Task description:
From the entries below, copy every line that holds the word "Пловдив".

Information provided:
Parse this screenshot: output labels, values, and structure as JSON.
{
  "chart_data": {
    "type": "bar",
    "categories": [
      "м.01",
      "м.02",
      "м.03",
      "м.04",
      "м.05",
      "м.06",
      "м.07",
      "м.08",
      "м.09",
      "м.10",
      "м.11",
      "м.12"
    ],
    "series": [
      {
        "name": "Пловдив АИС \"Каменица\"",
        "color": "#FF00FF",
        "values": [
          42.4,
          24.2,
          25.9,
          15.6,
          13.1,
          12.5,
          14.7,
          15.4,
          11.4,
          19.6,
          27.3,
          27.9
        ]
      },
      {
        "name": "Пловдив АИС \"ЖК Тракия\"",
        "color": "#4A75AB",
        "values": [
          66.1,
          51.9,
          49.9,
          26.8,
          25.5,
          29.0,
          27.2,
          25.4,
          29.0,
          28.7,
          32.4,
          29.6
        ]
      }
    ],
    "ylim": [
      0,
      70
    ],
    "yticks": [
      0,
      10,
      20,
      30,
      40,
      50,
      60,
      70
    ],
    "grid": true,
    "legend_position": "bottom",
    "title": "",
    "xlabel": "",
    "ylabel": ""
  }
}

Expected answer:
        "name": "Пловдив АИС \"Каменица\"",
        "name": "Пловдив АИС \"ЖК Тракия\"",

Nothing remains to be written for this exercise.